Stated problem
Below is a block of records: output all of them exactly and leave out the pictures.
━━━ Given data
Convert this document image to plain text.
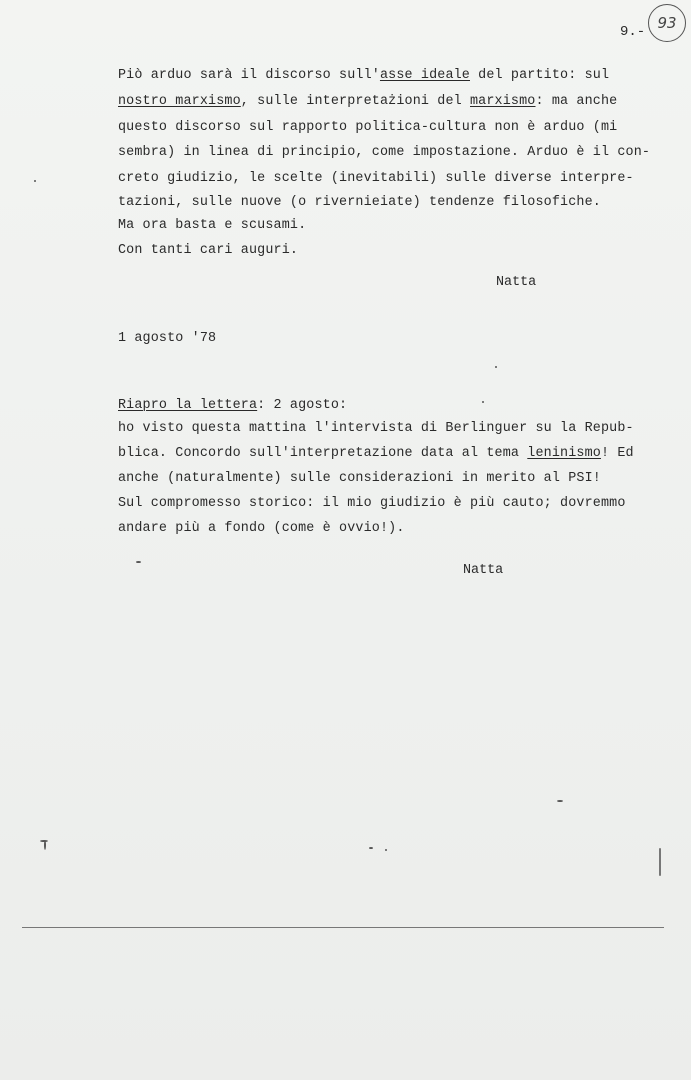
9.- 93
Piò arduo sarà il discorso sull'asse ideale del partito: sul
nostro marxismo, sulle interpretażioni del marxismo: ma anche
questo discorso sul rapporto politica-cultura non è arduo (mi
sembra) in linea di principio, come impostazione. Arduo è il con-
creto giudizio, le scelte (inevitabili) sulle diverse interpre-
tazioni, sulle nuove (o rivernieiate) tendenze filosofiche.
Ma ora basta e scusami.
Con tanti cari auguri.
Natta
1 agosto '78
Riapro la lettera: 2 agosto:
ho visto questa mattina l'intervista di Berlinguer su la Repub-
blica. Concordo sull'interpretazione data al tema leninismo! Ed
anche (naturalmente) sulle considerazioni in merito al PSI!
Sul compromesso storico: il mio giudizio è più cauto; dovremmo
andare più a fondo (come è ovvio!).
Natta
━━━━━━
Response to this exercise
Convert this document image to plain text.
9.- 93
Piò arduo sarà il discorso sull'asse ideale del partito: sul
nostro marxismo, sulle interpretażioni del marxismo: ma anche
questo discorso sul rapporto politica-cultura non è arduo (mi
sembra) in linea di principio, come impostazione. Arduo è il con-
creto giudizio, le scelte (inevitabili) sulle diverse interpre-
tazioni, sulle nuove (o rivernieiate) tendenze filosofiche.
Ma ora basta e scusami.
Con tanti cari auguri.
Natta
1 agosto '78
Riapro la lettera: 2 agosto:
ho visto questa mattina l'intervista di Berlinguer su la Repub-
blica. Concordo sull'interpretazione data al tema leninismo! Ed
anche (naturalmente) sulle considerazioni in merito al PSI!
Sul compromesso storico: il mio giudizio è più cauto; dovremmo
andare più a fondo (come è ovvio!).
Natta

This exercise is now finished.